**Problem requirements**: Write out all entries word for word.

**Exercise input**:
======

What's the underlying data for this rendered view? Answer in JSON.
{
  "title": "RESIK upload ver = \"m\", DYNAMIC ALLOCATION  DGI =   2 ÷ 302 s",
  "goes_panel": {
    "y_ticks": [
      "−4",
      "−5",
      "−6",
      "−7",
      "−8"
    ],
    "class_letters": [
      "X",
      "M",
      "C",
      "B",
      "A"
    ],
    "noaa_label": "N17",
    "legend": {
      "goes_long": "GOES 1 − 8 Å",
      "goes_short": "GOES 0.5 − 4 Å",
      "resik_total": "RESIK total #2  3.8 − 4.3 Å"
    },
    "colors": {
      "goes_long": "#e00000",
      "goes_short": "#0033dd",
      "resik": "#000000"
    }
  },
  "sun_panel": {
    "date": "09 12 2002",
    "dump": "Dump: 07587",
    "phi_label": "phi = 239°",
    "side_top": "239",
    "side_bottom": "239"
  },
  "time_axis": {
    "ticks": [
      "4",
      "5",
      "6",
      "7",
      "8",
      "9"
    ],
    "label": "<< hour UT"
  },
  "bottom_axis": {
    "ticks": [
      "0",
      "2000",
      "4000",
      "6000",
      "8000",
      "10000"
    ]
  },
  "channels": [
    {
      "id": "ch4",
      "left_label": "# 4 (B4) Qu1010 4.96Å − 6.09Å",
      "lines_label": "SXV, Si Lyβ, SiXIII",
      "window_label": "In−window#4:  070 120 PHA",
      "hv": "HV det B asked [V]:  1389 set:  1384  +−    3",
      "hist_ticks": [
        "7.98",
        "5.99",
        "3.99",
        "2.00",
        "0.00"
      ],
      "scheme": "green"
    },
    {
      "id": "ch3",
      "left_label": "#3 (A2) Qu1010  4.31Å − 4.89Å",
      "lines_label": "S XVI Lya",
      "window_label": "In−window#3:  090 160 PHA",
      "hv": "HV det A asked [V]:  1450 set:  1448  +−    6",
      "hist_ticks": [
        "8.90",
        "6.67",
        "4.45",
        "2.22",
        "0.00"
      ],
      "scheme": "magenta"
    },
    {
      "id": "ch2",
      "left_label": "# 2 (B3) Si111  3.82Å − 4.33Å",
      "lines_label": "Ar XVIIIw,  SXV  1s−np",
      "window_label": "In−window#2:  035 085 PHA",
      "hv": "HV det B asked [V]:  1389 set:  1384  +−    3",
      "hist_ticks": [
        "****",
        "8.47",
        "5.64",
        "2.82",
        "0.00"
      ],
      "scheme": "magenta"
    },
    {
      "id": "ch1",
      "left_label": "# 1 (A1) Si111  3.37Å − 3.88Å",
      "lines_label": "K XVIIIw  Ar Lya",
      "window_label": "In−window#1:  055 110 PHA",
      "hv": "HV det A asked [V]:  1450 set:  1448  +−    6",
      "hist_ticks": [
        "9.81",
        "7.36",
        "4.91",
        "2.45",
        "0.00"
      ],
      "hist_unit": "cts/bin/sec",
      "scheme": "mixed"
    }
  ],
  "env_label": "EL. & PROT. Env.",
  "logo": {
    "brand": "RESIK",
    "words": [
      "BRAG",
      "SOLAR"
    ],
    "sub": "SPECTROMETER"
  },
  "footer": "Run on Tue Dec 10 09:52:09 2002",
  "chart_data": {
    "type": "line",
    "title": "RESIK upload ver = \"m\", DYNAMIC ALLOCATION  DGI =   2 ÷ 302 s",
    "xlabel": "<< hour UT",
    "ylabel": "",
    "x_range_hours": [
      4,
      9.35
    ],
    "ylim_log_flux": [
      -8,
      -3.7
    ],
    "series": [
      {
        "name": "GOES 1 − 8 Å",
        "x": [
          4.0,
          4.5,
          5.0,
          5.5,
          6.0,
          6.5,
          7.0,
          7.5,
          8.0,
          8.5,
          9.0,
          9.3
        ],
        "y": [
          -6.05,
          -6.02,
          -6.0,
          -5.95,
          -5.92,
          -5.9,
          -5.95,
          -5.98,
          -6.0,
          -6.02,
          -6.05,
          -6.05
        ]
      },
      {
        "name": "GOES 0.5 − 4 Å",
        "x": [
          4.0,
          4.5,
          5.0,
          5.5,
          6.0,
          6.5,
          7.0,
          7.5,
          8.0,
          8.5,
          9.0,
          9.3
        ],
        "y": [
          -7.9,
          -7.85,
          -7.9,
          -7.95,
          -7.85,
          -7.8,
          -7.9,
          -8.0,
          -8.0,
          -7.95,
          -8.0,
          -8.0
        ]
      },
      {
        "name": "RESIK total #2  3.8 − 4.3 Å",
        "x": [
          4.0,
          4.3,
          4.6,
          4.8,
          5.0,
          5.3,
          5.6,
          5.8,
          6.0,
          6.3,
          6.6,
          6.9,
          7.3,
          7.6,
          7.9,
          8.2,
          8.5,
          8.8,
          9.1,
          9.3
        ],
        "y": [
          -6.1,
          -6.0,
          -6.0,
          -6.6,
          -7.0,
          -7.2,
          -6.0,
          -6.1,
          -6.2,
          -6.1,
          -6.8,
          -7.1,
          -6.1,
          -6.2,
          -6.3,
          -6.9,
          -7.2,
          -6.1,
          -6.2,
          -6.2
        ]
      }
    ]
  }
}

======

**Reply**:
What's the underlying data for this rendered view? Answer in JSON.
{
  "title": "RESIK upload ver = \"m\", DYNAMIC ALLOCATION  DGI =   2 ÷ 302 s",
  "goes_panel": {
    "y_ticks": [
      "−4",
      "−5",
      "−6",
      "−7",
      "−8"
    ],
    "class_letters": [
      "X",
      "M",
      "C",
      "B",
      "A"
    ],
    "noaa_label": "N17",
    "legend": {
      "goes_long": "GOES 1 − 8 Å",
      "goes_short": "GOES 0.5 − 4 Å",
      "resik_total": "RESIK total #2  3.8 − 4.3 Å"
    },
    "colors": {
      "goes_long": "#e00000",
      "goes_short": "#0033dd",
      "resik": "#000000"
    }
  },
  "sun_panel": {
    "date": "09 12 2002",
    "dump": "Dump: 07587",
    "phi_label": "phi = 239°",
    "side_top": "239",
    "side_bottom": "239"
  },
  "time_axis": {
    "ticks": [
      "4",
      "5",
      "6",
      "7",
      "8",
      "9"
    ],
    "label": "<< hour UT"
  },
  "bottom_axis": {
    "ticks": [
      "0",
      "2000",
      "4000",
      "6000",
      "8000",
      "10000"
    ]
  },
  "channels": [
    {
      "id": "ch4",
      "left_label": "# 4 (B4) Qu1010 4.96Å − 6.09Å",
      "lines_label": "SXV, Si Lyβ, SiXIII",
      "window_label": "In−window#4:  070 120 PHA",
      "hv": "HV det B asked [V]:  1389 set:  1384  +−    3",
      "hist_ticks": [
        "7.98",
        "5.99",
        "3.99",
        "2.00",
        "0.00"
      ],
      "scheme": "green"
    },
    {
      "id": "ch3",
      "left_label": "#3 (A2) Qu1010  4.31Å − 4.89Å",
      "lines_label": "S XVI Lya",
      "window_label": "In−window#3:  090 160 PHA",
      "hv": "HV det A asked [V]:  1450 set:  1448  +−    6",
      "hist_ticks": [
        "8.90",
        "6.67",
        "4.45",
        "2.22",
        "0.00"
      ],
      "scheme": "magenta"
    },
    {
      "id": "ch2",
      "left_label": "# 2 (B3) Si111  3.82Å − 4.33Å",
      "lines_label": "Ar XVIIIw,  SXV  1s−np",
      "window_label": "In−window#2:  035 085 PHA",
      "hv": "HV det B asked [V]:  1389 set:  1384  +−    3",
      "hist_ticks": [
        "****",
        "8.47",
        "5.64",
        "2.82",
        "0.00"
      ],
      "scheme": "magenta"
    },
    {
      "id": "ch1",
      "left_label": "# 1 (A1) Si111  3.37Å − 3.88Å",
      "lines_label": "K XVIIIw  Ar Lya",
      "window_label": "In−window#1:  055 110 PHA",
      "hv": "HV det A asked [V]:  1450 set:  1448  +−    6",
      "hist_ticks": [
        "9.81",
        "7.36",
        "4.91",
        "2.45",
        "0.00"
      ],
      "hist_unit": "cts/bin/sec",
      "scheme": "mixed"
    }
  ],
  "env_label": "EL. & PROT. Env.",
  "logo": {
    "brand": "RESIK",
    "words": [
      "BRAG",
      "SOLAR"
    ],
    "sub": "SPECTROMETER"
  },
  "footer": "Run on Tue Dec 10 09:52:09 2002",
  "chart_data": {
    "type": "line",
    "title": "RESIK upload ver = \"m\", DYNAMIC ALLOCATION  DGI =   2 ÷ 302 s",
    "xlabel": "<< hour UT",
    "ylabel": "",
    "x_range_hours": [
      4,
      9.35
    ],
    "ylim_log_flux": [
      -8,
      -3.7
    ],
    "series": [
      {
        "name": "GOES 1 − 8 Å",
        "x": [
          4.0,
          4.5,
          5.0,
          5.5,
          6.0,
          6.5,
          7.0,
          7.5,
          8.0,
          8.5,
          9.0,
          9.3
        ],
        "y": [
          -6.05,
          -6.02,
          -6.0,
          -5.95,
          -5.92,
          -5.9,
          -5.95,
          -5.98,
          -6.0,
          -6.02,
          -6.05,
          -6.05
        ]
      },
      {
        "name": "GOES 0.5 − 4 Å",
        "x": [
          4.0,
          4.5,
          5.0,
          5.5,
          6.0,
          6.5,
          7.0,
          7.5,
          8.0,
          8.5,
          9.0,
          9.3
        ],
        "y": [
          -7.9,
          -7.85,
          -7.9,
          -7.95,
          -7.85,
          -7.8,
          -7.9,
          -8.0,
          -8.0,
          -7.95,
          -8.0,
          -8.0
        ]
      },
      {
        "name": "RESIK total #2  3.8 − 4.3 Å",
        "x": [
          4.0,
          4.3,
          4.6,
          4.8,
          5.0,
          5.3,
          5.6,
          5.8,
          6.0,
          6.3,
          6.6,
          6.9,
          7.3,
          7.6,
          7.9,
          8.2,
          8.5,
          8.8,
          9.1,
          9.3
        ],
        "y": [
          -6.1,
          -6.0,
          -6.0,
          -6.6,
          -7.0,
          -7.2,
          -6.0,
          -6.1,
          -6.2,
          -6.1,
          -6.8,
          -7.1,
          -6.1,
          -6.2,
          -6.3,
          -6.9,
          -7.2,
          -6.1,
          -6.2,
          -6.2
        ]
      }
    ]
  }
}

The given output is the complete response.